## STATED GOAL
Restate the complete material exactly.

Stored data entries

— begin —

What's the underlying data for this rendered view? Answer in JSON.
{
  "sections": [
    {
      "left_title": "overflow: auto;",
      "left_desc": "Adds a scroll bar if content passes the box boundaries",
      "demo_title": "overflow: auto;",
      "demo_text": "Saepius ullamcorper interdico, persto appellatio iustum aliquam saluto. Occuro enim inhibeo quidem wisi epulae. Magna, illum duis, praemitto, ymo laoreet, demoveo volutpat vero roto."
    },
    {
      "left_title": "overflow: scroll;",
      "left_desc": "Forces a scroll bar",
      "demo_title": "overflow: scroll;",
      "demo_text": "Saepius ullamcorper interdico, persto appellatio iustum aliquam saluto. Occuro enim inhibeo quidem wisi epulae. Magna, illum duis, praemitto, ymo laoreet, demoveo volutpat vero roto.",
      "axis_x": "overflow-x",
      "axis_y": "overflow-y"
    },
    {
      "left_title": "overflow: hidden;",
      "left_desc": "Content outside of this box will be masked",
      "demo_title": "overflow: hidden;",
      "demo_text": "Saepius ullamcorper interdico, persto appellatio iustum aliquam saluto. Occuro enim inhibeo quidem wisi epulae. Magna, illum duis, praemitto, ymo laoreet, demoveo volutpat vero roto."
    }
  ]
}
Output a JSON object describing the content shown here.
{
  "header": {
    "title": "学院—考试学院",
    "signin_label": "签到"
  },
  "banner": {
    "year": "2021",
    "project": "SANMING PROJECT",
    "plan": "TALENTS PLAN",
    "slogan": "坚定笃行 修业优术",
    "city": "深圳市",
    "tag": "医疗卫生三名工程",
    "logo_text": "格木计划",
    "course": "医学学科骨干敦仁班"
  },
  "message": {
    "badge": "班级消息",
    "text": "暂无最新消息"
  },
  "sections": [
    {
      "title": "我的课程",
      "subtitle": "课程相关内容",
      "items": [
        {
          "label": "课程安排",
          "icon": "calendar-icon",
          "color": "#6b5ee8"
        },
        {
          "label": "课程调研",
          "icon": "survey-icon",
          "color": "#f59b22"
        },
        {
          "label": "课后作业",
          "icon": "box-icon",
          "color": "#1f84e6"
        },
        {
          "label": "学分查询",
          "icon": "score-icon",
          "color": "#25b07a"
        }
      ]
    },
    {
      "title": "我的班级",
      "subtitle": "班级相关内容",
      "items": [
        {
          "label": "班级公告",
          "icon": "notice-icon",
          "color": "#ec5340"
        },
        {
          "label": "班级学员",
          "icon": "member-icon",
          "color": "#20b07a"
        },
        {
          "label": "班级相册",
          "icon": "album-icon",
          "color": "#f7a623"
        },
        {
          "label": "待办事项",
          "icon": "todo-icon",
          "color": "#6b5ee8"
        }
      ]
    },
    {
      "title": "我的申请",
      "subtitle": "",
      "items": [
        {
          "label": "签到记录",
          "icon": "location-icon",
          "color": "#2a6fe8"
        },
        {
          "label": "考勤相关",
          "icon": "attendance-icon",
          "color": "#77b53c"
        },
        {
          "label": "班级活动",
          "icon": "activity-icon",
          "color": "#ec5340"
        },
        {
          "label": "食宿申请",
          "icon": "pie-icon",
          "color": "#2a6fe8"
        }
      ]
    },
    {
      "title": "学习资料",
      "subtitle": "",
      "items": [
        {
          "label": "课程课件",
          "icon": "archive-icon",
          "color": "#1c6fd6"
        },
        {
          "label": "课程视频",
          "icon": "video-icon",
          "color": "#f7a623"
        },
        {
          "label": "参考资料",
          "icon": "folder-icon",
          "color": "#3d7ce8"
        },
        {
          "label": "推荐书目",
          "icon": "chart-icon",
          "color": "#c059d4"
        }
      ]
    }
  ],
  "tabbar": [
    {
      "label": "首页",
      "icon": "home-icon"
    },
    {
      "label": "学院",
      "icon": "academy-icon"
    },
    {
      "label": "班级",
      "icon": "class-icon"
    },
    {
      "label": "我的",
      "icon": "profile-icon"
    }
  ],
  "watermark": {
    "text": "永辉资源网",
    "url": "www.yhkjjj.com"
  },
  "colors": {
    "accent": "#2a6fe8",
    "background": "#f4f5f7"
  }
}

— end —

## WORKED SOLUTION
What's the underlying data for this rendered view? Answer in JSON.
{
  "sections": [
    {
      "left_title": "overflow: auto;",
      "left_desc": "Adds a scroll bar if content passes the box boundaries",
      "demo_title": "overflow: auto;",
      "demo_text": "Saepius ullamcorper interdico, persto appellatio iustum aliquam saluto. Occuro enim inhibeo quidem wisi epulae. Magna, illum duis, praemitto, ymo laoreet, demoveo volutpat vero roto."
    },
    {
      "left_title": "overflow: scroll;",
      "left_desc": "Forces a scroll bar",
      "demo_title": "overflow: scroll;",
      "demo_text": "Saepius ullamcorper interdico, persto appellatio iustum aliquam saluto. Occuro enim inhibeo quidem wisi epulae. Magna, illum duis, praemitto, ymo laoreet, demoveo volutpat vero roto.",
      "axis_x": "overflow-x",
      "axis_y": "overflow-y"
    },
    {
      "left_title": "overflow: hidden;",
      "left_desc": "Content outside of this box will be masked",
      "demo_title": "overflow: hidden;",
      "demo_text": "Saepius ullamcorper interdico, persto appellatio iustum aliquam saluto. Occuro enim inhibeo quidem wisi epulae. Magna, illum duis, praemitto, ymo laoreet, demoveo volutpat vero roto."
    }
  ]
}
Output a JSON object describing the content shown here.
{
  "header": {
    "title": "学院—考试学院",
    "signin_label": "签到"
  },
  "banner": {
    "year": "2021",
    "project": "SANMING PROJECT",
    "plan": "TALENTS PLAN",
    "slogan": "坚定笃行 修业优术",
    "city": "深圳市",
    "tag": "医疗卫生三名工程",
    "logo_text": "格木计划",
    "course": "医学学科骨干敦仁班"
  },
  "message": {
    "badge": "班级消息",
    "text": "暂无最新消息"
  },
  "sections": [
    {
      "title": "我的课程",
      "subtitle": "课程相关内容",
      "items": [
        {
          "label": "课程安排",
          "icon": "calendar-icon",
          "color": "#6b5ee8"
        },
        {
          "label": "课程调研",
          "icon": "survey-icon",
          "color": "#f59b22"
        },
        {
          "label": "课后作业",
          "icon": "box-icon",
          "color": "#1f84e6"
        },
        {
          "label": "学分查询",
          "icon": "score-icon",
          "color": "#25b07a"
        }
      ]
    },
    {
      "title": "我的班级",
      "subtitle": "班级相关内容",
      "items": [
        {
          "label": "班级公告",
          "icon": "notice-icon",
          "color": "#ec5340"
        },
        {
          "label": "班级学员",
          "icon": "member-icon",
          "color": "#20b07a"
        },
        {
          "label": "班级相册",
          "icon": "album-icon",
          "color": "#f7a623"
        },
        {
          "label": "待办事项",
          "icon": "todo-icon",
          "color": "#6b5ee8"
        }
      ]
    },
    {
      "title": "我的申请",
      "subtitle": "",
      "items": [
        {
          "label": "签到记录",
          "icon": "location-icon",
          "color": "#2a6fe8"
        },
        {
          "label": "考勤相关",
          "icon": "attendance-icon",
          "color": "#77b53c"
        },
        {
          "label": "班级活动",
          "icon": "activity-icon",
          "color": "#ec5340"
        },
        {
          "label": "食宿申请",
          "icon": "pie-icon",
          "color": "#2a6fe8"
        }
      ]
    },
    {
      "title": "学习资料",
      "subtitle": "",
      "items": [
        {
          "label": "课程课件",
          "icon": "archive-icon",
          "color": "#1c6fd6"
        },
        {
          "label": "课程视频",
          "icon": "video-icon",
          "color": "#f7a623"
        },
        {
          "label": "参考资料",
          "icon": "folder-icon",
          "color": "#3d7ce8"
        },
        {
          "label": "推荐书目",
          "icon": "chart-icon",
          "color": "#c059d4"
        }
      ]
    }
  ],
  "tabbar": [
    {
      "label": "首页",
      "icon": "home-icon"
    },
    {
      "label": "学院",
      "icon": "academy-icon"
    },
    {
      "label": "班级",
      "icon": "class-icon"
    },
    {
      "label": "我的",
      "icon": "profile-icon"
    }
  ],
  "watermark": {
    "text": "永辉资源网",
    "url": "www.yhkjjj.com"
  },
  "colors": {
    "accent": "#2a6fe8",
    "background": "#f4f5f7"
  }
}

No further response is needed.